● **Work to be completed**:
Copy the records below exactly as they are written.

● **Data for the task**:
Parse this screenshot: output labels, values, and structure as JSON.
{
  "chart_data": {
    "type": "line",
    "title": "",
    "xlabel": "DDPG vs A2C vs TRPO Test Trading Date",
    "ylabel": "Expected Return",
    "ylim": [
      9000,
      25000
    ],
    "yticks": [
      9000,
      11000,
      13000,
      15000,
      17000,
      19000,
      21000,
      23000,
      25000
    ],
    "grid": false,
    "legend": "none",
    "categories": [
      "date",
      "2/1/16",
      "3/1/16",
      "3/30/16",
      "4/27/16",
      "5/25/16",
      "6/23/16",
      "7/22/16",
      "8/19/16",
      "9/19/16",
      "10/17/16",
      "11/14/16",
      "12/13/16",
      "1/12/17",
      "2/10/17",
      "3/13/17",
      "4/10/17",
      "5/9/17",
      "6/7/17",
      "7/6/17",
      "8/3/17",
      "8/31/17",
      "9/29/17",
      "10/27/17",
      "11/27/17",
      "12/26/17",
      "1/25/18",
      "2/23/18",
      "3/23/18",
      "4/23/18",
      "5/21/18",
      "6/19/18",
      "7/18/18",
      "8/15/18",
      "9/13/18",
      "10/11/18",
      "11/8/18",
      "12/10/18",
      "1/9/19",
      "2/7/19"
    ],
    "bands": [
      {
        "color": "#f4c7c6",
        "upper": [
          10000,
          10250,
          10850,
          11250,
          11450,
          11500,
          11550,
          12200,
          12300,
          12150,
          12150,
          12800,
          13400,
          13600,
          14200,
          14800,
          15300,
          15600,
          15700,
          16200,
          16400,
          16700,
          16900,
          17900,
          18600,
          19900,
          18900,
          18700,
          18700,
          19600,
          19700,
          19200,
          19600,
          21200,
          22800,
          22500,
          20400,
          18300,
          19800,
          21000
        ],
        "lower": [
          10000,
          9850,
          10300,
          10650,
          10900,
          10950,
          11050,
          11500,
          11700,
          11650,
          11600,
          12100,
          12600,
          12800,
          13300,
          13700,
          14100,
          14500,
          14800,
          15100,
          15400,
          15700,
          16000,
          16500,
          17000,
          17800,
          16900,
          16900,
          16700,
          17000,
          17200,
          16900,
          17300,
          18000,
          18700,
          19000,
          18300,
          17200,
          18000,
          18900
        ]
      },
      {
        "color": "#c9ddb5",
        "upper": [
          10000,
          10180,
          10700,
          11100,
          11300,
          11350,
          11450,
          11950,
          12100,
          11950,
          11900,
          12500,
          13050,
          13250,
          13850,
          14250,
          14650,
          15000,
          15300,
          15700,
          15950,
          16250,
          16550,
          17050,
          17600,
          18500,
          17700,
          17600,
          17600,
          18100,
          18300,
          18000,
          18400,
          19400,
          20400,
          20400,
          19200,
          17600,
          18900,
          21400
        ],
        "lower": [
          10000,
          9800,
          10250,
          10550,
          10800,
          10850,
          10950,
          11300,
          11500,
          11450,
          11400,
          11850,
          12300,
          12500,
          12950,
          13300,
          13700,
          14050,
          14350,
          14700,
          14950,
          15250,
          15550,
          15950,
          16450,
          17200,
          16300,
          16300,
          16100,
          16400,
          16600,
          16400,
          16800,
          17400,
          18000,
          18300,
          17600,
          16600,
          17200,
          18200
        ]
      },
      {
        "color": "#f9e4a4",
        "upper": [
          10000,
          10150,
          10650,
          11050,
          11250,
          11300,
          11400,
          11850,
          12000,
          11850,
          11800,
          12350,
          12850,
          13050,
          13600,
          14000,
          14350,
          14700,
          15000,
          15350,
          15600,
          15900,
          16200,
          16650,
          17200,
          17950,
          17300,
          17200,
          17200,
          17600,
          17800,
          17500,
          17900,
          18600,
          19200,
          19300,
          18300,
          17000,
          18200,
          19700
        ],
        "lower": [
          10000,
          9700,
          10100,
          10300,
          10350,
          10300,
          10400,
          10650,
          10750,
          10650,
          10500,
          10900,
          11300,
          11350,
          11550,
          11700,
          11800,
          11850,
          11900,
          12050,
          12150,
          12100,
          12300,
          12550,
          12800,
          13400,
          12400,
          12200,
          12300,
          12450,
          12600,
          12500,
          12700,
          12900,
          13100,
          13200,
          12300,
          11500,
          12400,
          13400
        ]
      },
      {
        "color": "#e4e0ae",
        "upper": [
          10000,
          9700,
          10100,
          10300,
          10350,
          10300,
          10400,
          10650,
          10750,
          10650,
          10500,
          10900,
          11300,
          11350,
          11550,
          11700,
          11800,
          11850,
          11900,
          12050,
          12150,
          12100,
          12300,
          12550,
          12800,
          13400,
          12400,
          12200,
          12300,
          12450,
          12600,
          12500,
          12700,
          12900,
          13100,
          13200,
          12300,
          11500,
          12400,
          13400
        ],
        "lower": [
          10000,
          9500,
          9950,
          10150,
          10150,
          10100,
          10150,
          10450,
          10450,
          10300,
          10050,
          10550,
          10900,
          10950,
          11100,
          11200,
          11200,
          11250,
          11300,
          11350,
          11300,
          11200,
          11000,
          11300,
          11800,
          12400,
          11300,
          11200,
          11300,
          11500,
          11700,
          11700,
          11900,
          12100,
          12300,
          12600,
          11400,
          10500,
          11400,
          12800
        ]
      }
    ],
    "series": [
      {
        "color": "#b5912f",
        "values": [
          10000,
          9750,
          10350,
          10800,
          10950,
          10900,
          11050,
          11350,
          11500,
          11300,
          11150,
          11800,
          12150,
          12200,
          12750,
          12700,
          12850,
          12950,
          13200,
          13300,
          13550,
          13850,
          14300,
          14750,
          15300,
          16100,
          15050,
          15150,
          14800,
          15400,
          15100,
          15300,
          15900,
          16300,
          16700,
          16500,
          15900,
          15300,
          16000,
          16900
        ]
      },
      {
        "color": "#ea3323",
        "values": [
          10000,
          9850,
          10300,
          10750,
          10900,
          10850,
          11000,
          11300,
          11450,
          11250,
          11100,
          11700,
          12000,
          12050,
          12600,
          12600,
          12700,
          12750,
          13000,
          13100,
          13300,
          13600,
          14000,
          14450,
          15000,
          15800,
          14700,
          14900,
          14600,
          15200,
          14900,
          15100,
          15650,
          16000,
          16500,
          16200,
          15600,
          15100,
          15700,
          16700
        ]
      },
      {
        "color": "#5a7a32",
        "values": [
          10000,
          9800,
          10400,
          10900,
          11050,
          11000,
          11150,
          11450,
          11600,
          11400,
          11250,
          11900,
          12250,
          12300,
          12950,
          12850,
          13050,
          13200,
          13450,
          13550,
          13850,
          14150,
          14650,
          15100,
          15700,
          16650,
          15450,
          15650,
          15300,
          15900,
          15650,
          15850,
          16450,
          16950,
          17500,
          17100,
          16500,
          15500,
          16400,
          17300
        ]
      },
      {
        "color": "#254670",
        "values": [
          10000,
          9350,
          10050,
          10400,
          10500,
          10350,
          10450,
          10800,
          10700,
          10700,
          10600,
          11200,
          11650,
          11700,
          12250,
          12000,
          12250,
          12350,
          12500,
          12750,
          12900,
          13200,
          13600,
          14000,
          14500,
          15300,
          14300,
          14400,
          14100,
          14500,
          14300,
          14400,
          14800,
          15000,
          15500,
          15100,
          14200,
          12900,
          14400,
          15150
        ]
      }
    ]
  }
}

● **Response to this task**:
Parse this screenshot: output labels, values, and structure as JSON.
{
  "chart_data": {
    "type": "line",
    "title": "",
    "xlabel": "DDPG vs A2C vs TRPO Test Trading Date",
    "ylabel": "Expected Return",
    "ylim": [
      9000,
      25000
    ],
    "yticks": [
      9000,
      11000,
      13000,
      15000,
      17000,
      19000,
      21000,
      23000,
      25000
    ],
    "grid": false,
    "legend": "none",
    "categories": [
      "date",
      "2/1/16",
      "3/1/16",
      "3/30/16",
      "4/27/16",
      "5/25/16",
      "6/23/16",
      "7/22/16",
      "8/19/16",
      "9/19/16",
      "10/17/16",
      "11/14/16",
      "12/13/16",
      "1/12/17",
      "2/10/17",
      "3/13/17",
      "4/10/17",
      "5/9/17",
      "6/7/17",
      "7/6/17",
      "8/3/17",
      "8/31/17",
      "9/29/17",
      "10/27/17",
      "11/27/17",
      "12/26/17",
      "1/25/18",
      "2/23/18",
      "3/23/18",
      "4/23/18",
      "5/21/18",
      "6/19/18",
      "7/18/18",
      "8/15/18",
      "9/13/18",
      "10/11/18",
      "11/8/18",
      "12/10/18",
      "1/9/19",
      "2/7/19"
    ],
    "bands": [
      {
        "color": "#f4c7c6",
        "upper": [
          10000,
          10250,
          10850,
          11250,
          11450,
          11500,
          11550,
          12200,
          12300,
          12150,
          12150,
          12800,
          13400,
          13600,
          14200,
          14800,
          15300,
          15600,
          15700,
          16200,
          16400,
          16700,
          16900,
          17900,
          18600,
          19900,
          18900,
          18700,
          18700,
          19600,
          19700,
          19200,
          19600,
          21200,
          22800,
          22500,
          20400,
          18300,
          19800,
          21000
        ],
        "lower": [
          10000,
          9850,
          10300,
          10650,
          10900,
          10950,
          11050,
          11500,
          11700,
          11650,
          11600,
          12100,
          12600,
          12800,
          13300,
          13700,
          14100,
          14500,
          14800,
          15100,
          15400,
          15700,
          16000,
          16500,
          17000,
          17800,
          16900,
          16900,
          16700,
          17000,
          17200,
          16900,
          17300,
          18000,
          18700,
          19000,
          18300,
          17200,
          18000,
          18900
        ]
      },
      {
        "color": "#c9ddb5",
        "upper": [
          10000,
          10180,
          10700,
          11100,
          11300,
          11350,
          11450,
          11950,
          12100,
          11950,
          11900,
          12500,
          13050,
          13250,
          13850,
          14250,
          14650,
          15000,
          15300,
          15700,
          15950,
          16250,
          16550,
          17050,
          17600,
          18500,
          17700,
          17600,
          17600,
          18100,
          18300,
          18000,
          18400,
          19400,
          20400,
          20400,
          19200,
          17600,
          18900,
          21400
        ],
        "lower": [
          10000,
          9800,
          10250,
          10550,
          10800,
          10850,
          10950,
          11300,
          11500,
          11450,
          11400,
          11850,
          12300,
          12500,
          12950,
          13300,
          13700,
          14050,
          14350,
          14700,
          14950,
          15250,
          15550,
          15950,
          16450,
          17200,
          16300,
          16300,
          16100,
          16400,
          16600,
          16400,
          16800,
          17400,
          18000,
          18300,
          17600,
          16600,
          17200,
          18200
        ]
      },
      {
        "color": "#f9e4a4",
        "upper": [
          10000,
          10150,
          10650,
          11050,
          11250,
          11300,
          11400,
          11850,
          12000,
          11850,
          11800,
          12350,
          12850,
          13050,
          13600,
          14000,
          14350,
          14700,
          15000,
          15350,
          15600,
          15900,
          16200,
          16650,
          17200,
          17950,
          17300,
          17200,
          17200,
          17600,
          17800,
          17500,
          17900,
          18600,
          19200,
          19300,
          18300,
          17000,
          18200,
          19700
        ],
        "lower": [
          10000,
          9700,
          10100,
          10300,
          10350,
          10300,
          10400,
          10650,
          10750,
          10650,
          10500,
          10900,
          11300,
          11350,
          11550,
          11700,
          11800,
          11850,
          11900,
          12050,
          12150,
          12100,
          12300,
          12550,
          12800,
          13400,
          12400,
          12200,
          12300,
          12450,
          12600,
          12500,
          12700,
          12900,
          13100,
          13200,
          12300,
          11500,
          12400,
          13400
        ]
      },
      {
        "color": "#e4e0ae",
        "upper": [
          10000,
          9700,
          10100,
          10300,
          10350,
          10300,
          10400,
          10650,
          10750,
          10650,
          10500,
          10900,
          11300,
          11350,
          11550,
          11700,
          11800,
          11850,
          11900,
          12050,
          12150,
          12100,
          12300,
          12550,
          12800,
          13400,
          12400,
          12200,
          12300,
          12450,
          12600,
          12500,
          12700,
          12900,
          13100,
          13200,
          12300,
          11500,
          12400,
          13400
        ],
        "lower": [
          10000,
          9500,
          9950,
          10150,
          10150,
          10100,
          10150,
          10450,
          10450,
          10300,
          10050,
          10550,
          10900,
          10950,
          11100,
          11200,
          11200,
          11250,
          11300,
          11350,
          11300,
          11200,
          11000,
          11300,
          11800,
          12400,
          11300,
          11200,
          11300,
          11500,
          11700,
          11700,
          11900,
          12100,
          12300,
          12600,
          11400,
          10500,
          11400,
          12800
        ]
      }
    ],
    "series": [
      {
        "color": "#b5912f",
        "values": [
          10000,
          9750,
          10350,
          10800,
          10950,
          10900,
          11050,
          11350,
          11500,
          11300,
          11150,
          11800,
          12150,
          12200,
          12750,
          12700,
          12850,
          12950,
          13200,
          13300,
          13550,
          13850,
          14300,
          14750,
          15300,
          16100,
          15050,
          15150,
          14800,
          15400,
          15100,
          15300,
          15900,
          16300,
          16700,
          16500,
          15900,
          15300,
          16000,
          16900
        ]
      },
      {
        "color": "#ea3323",
        "values": [
          10000,
          9850,
          10300,
          10750,
          10900,
          10850,
          11000,
          11300,
          11450,
          11250,
          11100,
          11700,
          12000,
          12050,
          12600,
          12600,
          12700,
          12750,
          13000,
          13100,
          13300,
          13600,
          14000,
          14450,
          15000,
          15800,
          14700,
          14900,
          14600,
          15200,
          14900,
          15100,
          15650,
          16000,
          16500,
          16200,
          15600,
          15100,
          15700,
          16700
        ]
      },
      {
        "color": "#5a7a32",
        "values": [
          10000,
          9800,
          10400,
          10900,
          11050,
          11000,
          11150,
          11450,
          11600,
          11400,
          11250,
          11900,
          12250,
          12300,
          12950,
          12850,
          13050,
          13200,
          13450,
          13550,
          13850,
          14150,
          14650,
          15100,
          15700,
          16650,
          15450,
          15650,
          15300,
          15900,
          15650,
          15850,
          16450,
          16950,
          17500,
          17100,
          16500,
          15500,
          16400,
          17300
        ]
      },
      {
        "color": "#254670",
        "values": [
          10000,
          9350,
          10050,
          10400,
          10500,
          10350,
          10450,
          10800,
          10700,
          10700,
          10600,
          11200,
          11650,
          11700,
          12250,
          12000,
          12250,
          12350,
          12500,
          12750,
          12900,
          13200,
          13600,
          14000,
          14500,
          15300,
          14300,
          14400,
          14100,
          14500,
          14300,
          14400,
          14800,
          15000,
          15500,
          15100,
          14200,
          12900,
          14400,
          15150
        ]
      }
    ]
  }
}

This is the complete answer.